[PATCH v3] xfs: rework zero range to prevent invalid i_size updates

Brian Foster <bfoster@xxxxxxxxxx> · Wed, 8 Oct 2014 14:51:24 -0400

The zero range operation is analogous to fallocate with the exception of
converting the range to zeroes. E.g., it attempts to allocate zeroed
blocks over the range specified by the caller. The XFS implementation
kills all delalloc blocks currently over the aligned range, converts the
range to allocated zero blocks (unwritten extents) and handles the
partial pages at the ends of the range by sending writes through the
pagecache.

The current implementation suffers from several problems associated with
inode size. If the aligned range covers an extending I/O, said I/O is
discarded and an inode size update from a previous write never makes it
to disk. Further, if an unaligned zero range extends beyond eof, the
page write induced for the partial end page can itself increase the
inode size, even if the zero range request is not supposed to update
i_size (via KEEP_SIZE, similar to an fallocate beyond EOF).

The latter behavior not only incorrectly increases the inode size, but
can lead to stray delalloc blocks on the inode. Typically, post-eof
preallocation blocks are either truncated on release or inode eviction
or explicitly written to by xfs_zero_eof() on natural file size
extension. If the inode size increases due to zero range, however,
associated blocks leak into the address space having never been
converted or mapped to pagecache pages. A direct I/O to such an
uncovered range cannot convert the extent via writeback and will BUG().
For example:

$ xfs_io -fc "pwrite 0 128k" -c "fzero -k 1m 54321" <file>
...
$ xfs_io -d -c "pread 128k 128k" <file>
<BUG>

If the entire delalloc extent happens to not have page coverage
whatsoever (e.g., delalloc conversion couldn't find a large enough free
space extent), even a full file writeback won't convert what's left of
the extent and we'll assert on inode eviction.

Rework xfs_zero_file_space() to avoid buffered I/O for partial pages.
Align to blocksize rather than page size and use uncached buffers to
zero partial blocks. Preallocate the outward block-aligned range to
provide fallocate allocation semantics and convert the inward range to
unwritten extents to zero the range.

Signed-off-by: Brian Foster <bfoster@xxxxxxxxxx>
---

v3:
- Pass length to xfs_alloc_file_space() rather than end offset.
- Split up start/end page writeback branches.
- Fix up a bunch of comments.
v2: http://oss.sgi.com/archives/xfs/2014-10/msg00138.html
- Refactor the logic to punch out pagecache/delalloc first and do
  allocation last to prevent stray delalloc on ENOSPC.
v1: http://oss.sgi.com/archives/xfs/2014-10/msg00052.html

 fs/xfs/xfs_bmap_util.c | 133 ++++++++++++++++++++++++++++++++++---------------
 1 file changed, 92 insertions(+), 41 deletions(-)

== Data ==
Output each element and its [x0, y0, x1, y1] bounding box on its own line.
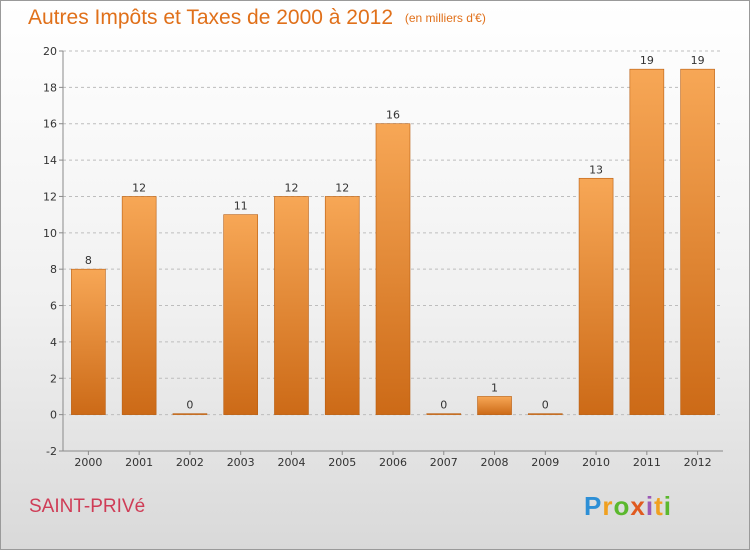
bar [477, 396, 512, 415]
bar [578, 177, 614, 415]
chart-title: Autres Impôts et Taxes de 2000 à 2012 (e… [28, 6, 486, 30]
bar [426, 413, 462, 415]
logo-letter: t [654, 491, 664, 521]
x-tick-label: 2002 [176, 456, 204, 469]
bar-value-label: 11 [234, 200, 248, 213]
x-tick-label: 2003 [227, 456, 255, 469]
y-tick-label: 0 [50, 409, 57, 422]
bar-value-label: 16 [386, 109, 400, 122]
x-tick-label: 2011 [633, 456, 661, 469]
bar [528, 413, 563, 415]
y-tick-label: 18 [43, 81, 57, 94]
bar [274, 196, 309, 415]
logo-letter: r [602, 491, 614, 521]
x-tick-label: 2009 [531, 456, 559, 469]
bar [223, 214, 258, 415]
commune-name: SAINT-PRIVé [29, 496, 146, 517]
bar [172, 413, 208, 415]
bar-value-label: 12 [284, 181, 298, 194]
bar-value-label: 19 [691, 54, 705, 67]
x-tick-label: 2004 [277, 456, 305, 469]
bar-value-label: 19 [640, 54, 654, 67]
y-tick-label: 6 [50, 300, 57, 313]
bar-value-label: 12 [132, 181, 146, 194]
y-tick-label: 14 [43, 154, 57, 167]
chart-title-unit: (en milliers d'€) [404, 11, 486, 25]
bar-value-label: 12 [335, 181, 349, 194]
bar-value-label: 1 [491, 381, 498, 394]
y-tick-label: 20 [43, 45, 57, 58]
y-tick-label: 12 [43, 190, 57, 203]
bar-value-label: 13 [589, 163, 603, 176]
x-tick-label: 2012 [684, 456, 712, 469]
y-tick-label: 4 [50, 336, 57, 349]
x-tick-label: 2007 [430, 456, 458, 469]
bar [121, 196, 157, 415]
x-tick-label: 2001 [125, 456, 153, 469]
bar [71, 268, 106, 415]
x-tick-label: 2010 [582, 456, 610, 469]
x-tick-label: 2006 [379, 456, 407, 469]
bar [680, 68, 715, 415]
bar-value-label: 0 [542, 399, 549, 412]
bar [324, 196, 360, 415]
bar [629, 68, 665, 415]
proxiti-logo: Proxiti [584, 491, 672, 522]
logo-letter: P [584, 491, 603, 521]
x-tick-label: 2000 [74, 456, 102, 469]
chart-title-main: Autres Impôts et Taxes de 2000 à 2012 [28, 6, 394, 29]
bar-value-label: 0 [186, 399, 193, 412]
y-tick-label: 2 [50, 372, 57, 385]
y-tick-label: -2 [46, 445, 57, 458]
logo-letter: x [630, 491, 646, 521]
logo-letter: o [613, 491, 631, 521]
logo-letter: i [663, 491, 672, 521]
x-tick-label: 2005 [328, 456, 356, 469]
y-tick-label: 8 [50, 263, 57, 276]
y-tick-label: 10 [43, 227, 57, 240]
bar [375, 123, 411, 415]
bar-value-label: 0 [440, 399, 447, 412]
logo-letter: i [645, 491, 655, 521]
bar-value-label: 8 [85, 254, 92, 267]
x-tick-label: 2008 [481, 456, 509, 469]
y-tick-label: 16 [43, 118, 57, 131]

== Directive 1 ==
In the patch description, list every function name that starts with "xfs_" and is written with parentheses.
== Directive 2 ==
Answer these questions from the patch description:
(a) Whose name appears on the Signed-off-by line?
(b) How many insertions and deletions does the patch make?
(c) What does the rework align to instead of page size?
== Directive 3 ==
Summarize the patch description in two sentences.
The data is separate material, unrelated to the patch description.

== Result 1 ==
xfs_zero_eof()
xfs_zero_file_space()
xfs_alloc_file_space()

== Result 2 ==
(a) Brian Foster
(b) 92 insertions and 41 deletions
(c) Blocksize

== Result 3 ==
The current XFS zero range implementation has inode size problems: it can discard an extending I/O so that an earlier size update never reaches disk, and its partial end-page write can wrongly increase the inode size beyond EOF, which can leave stray delalloc blocks. The patch reworks xfs_zero_file_space() to avoid buffered I/O for partial pages by aligning to blocksize, zeroing partial blocks with uncached buffers, preallocating the outward block-aligned range and converting the inward range to unwritten extents.